[start of Data for the task]

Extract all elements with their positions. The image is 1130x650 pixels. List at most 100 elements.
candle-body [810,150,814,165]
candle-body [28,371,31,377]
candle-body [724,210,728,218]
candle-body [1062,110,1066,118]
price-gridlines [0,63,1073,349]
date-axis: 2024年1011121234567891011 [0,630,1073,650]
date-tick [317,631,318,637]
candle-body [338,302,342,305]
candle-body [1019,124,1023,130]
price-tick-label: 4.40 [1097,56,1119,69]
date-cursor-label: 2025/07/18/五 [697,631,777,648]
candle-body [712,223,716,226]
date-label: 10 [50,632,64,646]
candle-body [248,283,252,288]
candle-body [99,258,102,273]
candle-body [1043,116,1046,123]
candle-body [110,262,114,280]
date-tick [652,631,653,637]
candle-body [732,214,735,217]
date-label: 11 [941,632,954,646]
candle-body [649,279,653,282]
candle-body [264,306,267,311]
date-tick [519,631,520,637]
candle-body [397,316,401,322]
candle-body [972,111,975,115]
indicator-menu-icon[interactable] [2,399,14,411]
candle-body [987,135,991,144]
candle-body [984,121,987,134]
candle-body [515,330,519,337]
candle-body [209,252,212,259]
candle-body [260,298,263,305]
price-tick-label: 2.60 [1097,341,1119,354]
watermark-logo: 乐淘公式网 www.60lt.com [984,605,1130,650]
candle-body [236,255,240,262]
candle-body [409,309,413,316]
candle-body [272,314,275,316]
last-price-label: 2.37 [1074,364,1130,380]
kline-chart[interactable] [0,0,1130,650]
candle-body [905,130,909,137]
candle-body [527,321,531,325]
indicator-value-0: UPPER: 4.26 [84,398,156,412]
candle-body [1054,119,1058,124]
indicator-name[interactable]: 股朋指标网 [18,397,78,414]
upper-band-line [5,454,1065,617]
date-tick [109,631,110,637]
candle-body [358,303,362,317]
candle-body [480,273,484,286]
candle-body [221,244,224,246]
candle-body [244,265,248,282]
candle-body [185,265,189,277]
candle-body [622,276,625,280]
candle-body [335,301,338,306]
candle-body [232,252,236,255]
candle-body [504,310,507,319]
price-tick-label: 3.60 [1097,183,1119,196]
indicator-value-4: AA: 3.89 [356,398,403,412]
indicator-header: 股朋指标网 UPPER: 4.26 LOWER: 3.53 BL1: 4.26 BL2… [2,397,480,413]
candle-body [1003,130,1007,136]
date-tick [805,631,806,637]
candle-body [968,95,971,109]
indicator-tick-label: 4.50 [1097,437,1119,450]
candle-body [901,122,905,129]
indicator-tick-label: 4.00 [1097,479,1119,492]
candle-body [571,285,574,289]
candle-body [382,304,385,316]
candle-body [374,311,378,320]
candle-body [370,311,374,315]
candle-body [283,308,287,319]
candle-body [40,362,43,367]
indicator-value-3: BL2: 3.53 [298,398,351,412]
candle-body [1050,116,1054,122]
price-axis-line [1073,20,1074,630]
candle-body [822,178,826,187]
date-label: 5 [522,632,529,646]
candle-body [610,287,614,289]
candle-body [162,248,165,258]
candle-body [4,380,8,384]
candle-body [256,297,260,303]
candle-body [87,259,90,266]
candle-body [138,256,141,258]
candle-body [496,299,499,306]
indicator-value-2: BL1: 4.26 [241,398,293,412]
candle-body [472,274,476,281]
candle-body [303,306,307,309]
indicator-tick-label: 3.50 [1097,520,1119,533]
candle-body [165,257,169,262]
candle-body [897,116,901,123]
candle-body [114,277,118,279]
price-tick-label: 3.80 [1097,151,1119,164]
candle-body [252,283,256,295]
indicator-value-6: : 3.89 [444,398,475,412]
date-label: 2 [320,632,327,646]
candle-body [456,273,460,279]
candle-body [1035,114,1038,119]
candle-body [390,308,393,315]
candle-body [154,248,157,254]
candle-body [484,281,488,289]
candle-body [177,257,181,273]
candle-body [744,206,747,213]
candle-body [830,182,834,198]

[end of Data for the task]

Set down the whole listing above again, every line in the same order and with nothing changed.

Extract all elements with their positions. The image is 1130x650 pixels. List at most 100 elements.
candle-body [810,150,814,165]
candle-body [28,371,31,377]
candle-body [724,210,728,218]
candle-body [1062,110,1066,118]
price-gridlines [0,63,1073,349]
date-axis: 2024年1011121234567891011 [0,630,1073,650]
date-tick [317,631,318,637]
candle-body [338,302,342,305]
candle-body [1019,124,1023,130]
price-tick-label: 4.40 [1097,56,1119,69]
date-cursor-label: 2025/07/18/五 [697,631,777,648]
candle-body [712,223,716,226]
date-label: 10 [50,632,64,646]
candle-body [248,283,252,288]
candle-body [99,258,102,273]
candle-body [1043,116,1046,123]
candle-body [110,262,114,280]
date-tick [652,631,653,637]
candle-body [732,214,735,217]
date-label: 11 [941,632,954,646]
candle-body [649,279,653,282]
candle-body [264,306,267,311]
date-tick [519,631,520,637]
candle-body [397,316,401,322]
candle-body [972,111,975,115]
indicator-menu-icon[interactable] [2,399,14,411]
candle-body [987,135,991,144]
candle-body [984,121,987,134]
candle-body [515,330,519,337]
candle-body [209,252,212,259]
candle-body [260,298,263,305]
price-tick-label: 2.60 [1097,341,1119,354]
watermark-logo: 乐淘公式网 www.60lt.com [984,605,1130,650]
candle-body [236,255,240,262]
candle-body [409,309,413,316]
candle-body [272,314,275,316]
last-price-label: 2.37 [1074,364,1130,380]
kline-chart[interactable] [0,0,1130,650]
candle-body [905,130,909,137]
candle-body [527,321,531,325]
indicator-value-0: UPPER: 4.26 [84,398,156,412]
candle-body [1054,119,1058,124]
indicator-name[interactable]: 股朋指标网 [18,397,78,414]
upper-band-line [5,454,1065,617]
date-tick [109,631,110,637]
candle-body [358,303,362,317]
candle-body [480,273,484,286]
candle-body [221,244,224,246]
candle-body [244,265,248,282]
candle-body [185,265,189,277]
candle-body [622,276,625,280]
candle-body [335,301,338,306]
candle-body [232,252,236,255]
candle-body [504,310,507,319]
price-tick-label: 3.60 [1097,183,1119,196]
indicator-value-4: AA: 3.89 [356,398,403,412]
indicator-header: 股朋指标网 UPPER: 4.26 LOWER: 3.53 BL1: 4.26 BL2… [2,397,480,413]
candle-body [1003,130,1007,136]
date-tick [805,631,806,637]
candle-body [968,95,971,109]
indicator-tick-label: 4.50 [1097,437,1119,450]
candle-body [901,122,905,129]
indicator-tick-label: 4.00 [1097,479,1119,492]
candle-body [571,285,574,289]
candle-body [382,304,385,316]
candle-body [374,311,378,320]
candle-body [370,311,374,315]
candle-body [283,308,287,319]
candle-body [40,362,43,367]
indicator-value-3: BL2: 3.53 [298,398,351,412]
candle-body [1050,116,1054,122]
price-axis-line [1073,20,1074,630]
candle-body [822,178,826,187]
date-label: 5 [522,632,529,646]
candle-body [610,287,614,289]
candle-body [162,248,165,258]
candle-body [4,380,8,384]
candle-body [256,297,260,303]
candle-body [87,259,90,266]
candle-body [138,256,141,258]
candle-body [496,299,499,306]
indicator-value-2: BL1: 4.26 [241,398,293,412]
candle-body [472,274,476,281]
candle-body [303,306,307,309]
indicator-tick-label: 3.50 [1097,520,1119,533]
candle-body [165,257,169,262]
candle-body [897,116,901,123]
candle-body [114,277,118,279]
price-tick-label: 3.80 [1097,151,1119,164]
candle-body [252,283,256,295]
indicator-value-6: : 3.89 [444,398,475,412]
date-label: 2 [320,632,327,646]
candle-body [456,273,460,279]
candle-body [1035,114,1038,119]
candle-body [390,308,393,315]
candle-body [154,248,157,254]
candle-body [484,281,488,289]
candle-body [177,257,181,273]
candle-body [744,206,747,213]
candle-body [830,182,834,198]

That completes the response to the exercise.